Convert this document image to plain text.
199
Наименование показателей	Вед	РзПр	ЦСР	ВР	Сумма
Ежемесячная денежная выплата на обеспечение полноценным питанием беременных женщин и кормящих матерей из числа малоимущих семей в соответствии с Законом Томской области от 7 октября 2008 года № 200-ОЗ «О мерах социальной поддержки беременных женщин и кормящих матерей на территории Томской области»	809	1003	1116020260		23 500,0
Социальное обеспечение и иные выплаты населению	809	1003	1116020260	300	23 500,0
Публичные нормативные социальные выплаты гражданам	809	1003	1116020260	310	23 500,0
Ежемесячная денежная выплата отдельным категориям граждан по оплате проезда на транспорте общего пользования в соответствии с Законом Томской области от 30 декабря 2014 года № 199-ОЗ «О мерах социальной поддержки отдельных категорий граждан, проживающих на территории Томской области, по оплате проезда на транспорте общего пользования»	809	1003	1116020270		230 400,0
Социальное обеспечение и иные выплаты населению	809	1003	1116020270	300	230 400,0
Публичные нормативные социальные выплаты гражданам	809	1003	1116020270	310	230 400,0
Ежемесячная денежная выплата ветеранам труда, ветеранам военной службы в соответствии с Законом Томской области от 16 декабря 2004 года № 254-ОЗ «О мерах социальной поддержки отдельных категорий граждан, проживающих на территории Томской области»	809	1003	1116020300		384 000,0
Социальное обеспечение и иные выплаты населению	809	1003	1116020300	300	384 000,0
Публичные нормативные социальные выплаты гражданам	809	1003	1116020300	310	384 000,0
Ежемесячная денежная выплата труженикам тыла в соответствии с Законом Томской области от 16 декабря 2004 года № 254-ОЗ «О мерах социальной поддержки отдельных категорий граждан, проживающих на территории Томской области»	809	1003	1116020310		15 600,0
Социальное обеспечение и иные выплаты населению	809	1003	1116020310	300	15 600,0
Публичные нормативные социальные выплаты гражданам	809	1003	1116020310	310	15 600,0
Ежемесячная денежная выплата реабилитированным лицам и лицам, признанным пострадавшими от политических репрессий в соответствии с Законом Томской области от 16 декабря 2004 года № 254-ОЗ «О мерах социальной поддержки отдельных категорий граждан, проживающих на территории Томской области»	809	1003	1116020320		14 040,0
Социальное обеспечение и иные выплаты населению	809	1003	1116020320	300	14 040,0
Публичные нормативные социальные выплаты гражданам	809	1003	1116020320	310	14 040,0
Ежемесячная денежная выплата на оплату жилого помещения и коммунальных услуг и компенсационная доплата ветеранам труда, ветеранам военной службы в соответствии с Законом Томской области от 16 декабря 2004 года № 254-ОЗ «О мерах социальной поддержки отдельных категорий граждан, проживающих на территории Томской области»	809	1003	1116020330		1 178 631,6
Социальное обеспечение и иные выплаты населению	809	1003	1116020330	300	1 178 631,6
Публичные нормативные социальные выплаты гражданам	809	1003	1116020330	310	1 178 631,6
##########
* SET PROBLEM: Repeat the listing in full, keeping every line exactly as it is.

* ANSWER TO THE PROBLEM:
Convert this document image to plain text.
199
Наименование показателей	Вед	РзПр	ЦСР	ВР	Сумма
Ежемесячная денежная выплата на обеспечение полноценным питанием беременных женщин и кормящих матерей из числа малоимущих семей в соответствии с Законом Томской области от 7 октября 2008 года № 200-ОЗ «О мерах социальной поддержки беременных женщин и кормящих матерей на территории Томской области»	809	1003	1116020260		23 500,0
Социальное обеспечение и иные выплаты населению	809	1003	1116020260	300	23 500,0
Публичные нормативные социальные выплаты гражданам	809	1003	1116020260	310	23 500,0
Ежемесячная денежная выплата отдельным категориям граждан по оплате проезда на транспорте общего пользования в соответствии с Законом Томской области от 30 декабря 2014 года № 199-ОЗ «О мерах социальной поддержки отдельных категорий граждан, проживающих на территории Томской области, по оплате проезда на транспорте общего пользования»	809	1003	1116020270		230 400,0
Социальное обеспечение и иные выплаты населению	809	1003	1116020270	300	230 400,0
Публичные нормативные социальные выплаты гражданам	809	1003	1116020270	310	230 400,0
Ежемесячная денежная выплата ветеранам труда, ветеранам военной службы в соответствии с Законом Томской области от 16 декабря 2004 года № 254-ОЗ «О мерах социальной поддержки отдельных категорий граждан, проживающих на территории Томской области»	809	1003	1116020300		384 000,0
Социальное обеспечение и иные выплаты населению	809	1003	1116020300	300	384 000,0
Публичные нормативные социальные выплаты гражданам	809	1003	1116020300	310	384 000,0
Ежемесячная денежная выплата труженикам тыла в соответствии с Законом Томской области от 16 декабря 2004 года № 254-ОЗ «О мерах социальной поддержки отдельных категорий граждан, проживающих на территории Томской области»	809	1003	1116020310		15 600,0
Социальное обеспечение и иные выплаты населению	809	1003	1116020310	300	15 600,0
Публичные нормативные социальные выплаты гражданам	809	1003	1116020310	310	15 600,0
Ежемесячная денежная выплата реабилитированным лицам и лицам, признанным пострадавшими от политических репрессий в соответствии с Законом Томской области от 16 декабря 2004 года № 254-ОЗ «О мерах социальной поддержки отдельных категорий граждан, проживающих на территории Томской области»	809	1003	1116020320		14 040,0
Социальное обеспечение и иные выплаты населению	809	1003	1116020320	300	14 040,0
Публичные нормативные социальные выплаты гражданам	809	1003	1116020320	310	14 040,0
Ежемесячная денежная выплата на оплату жилого помещения и коммунальных услуг и компенсационная доплата ветеранам труда, ветеранам военной службы в соответствии с Законом Томской области от 16 декабря 2004 года № 254-ОЗ «О мерах социальной поддержки отдельных категорий граждан, проживающих на территории Томской области»	809	1003	1116020330		1 178 631,6
Социальное обеспечение и иные выплаты населению	809	1003	1116020330	300	1 178 631,6
Публичные нормативные социальные выплаты гражданам	809	1003	1116020330	310	1 178 631,6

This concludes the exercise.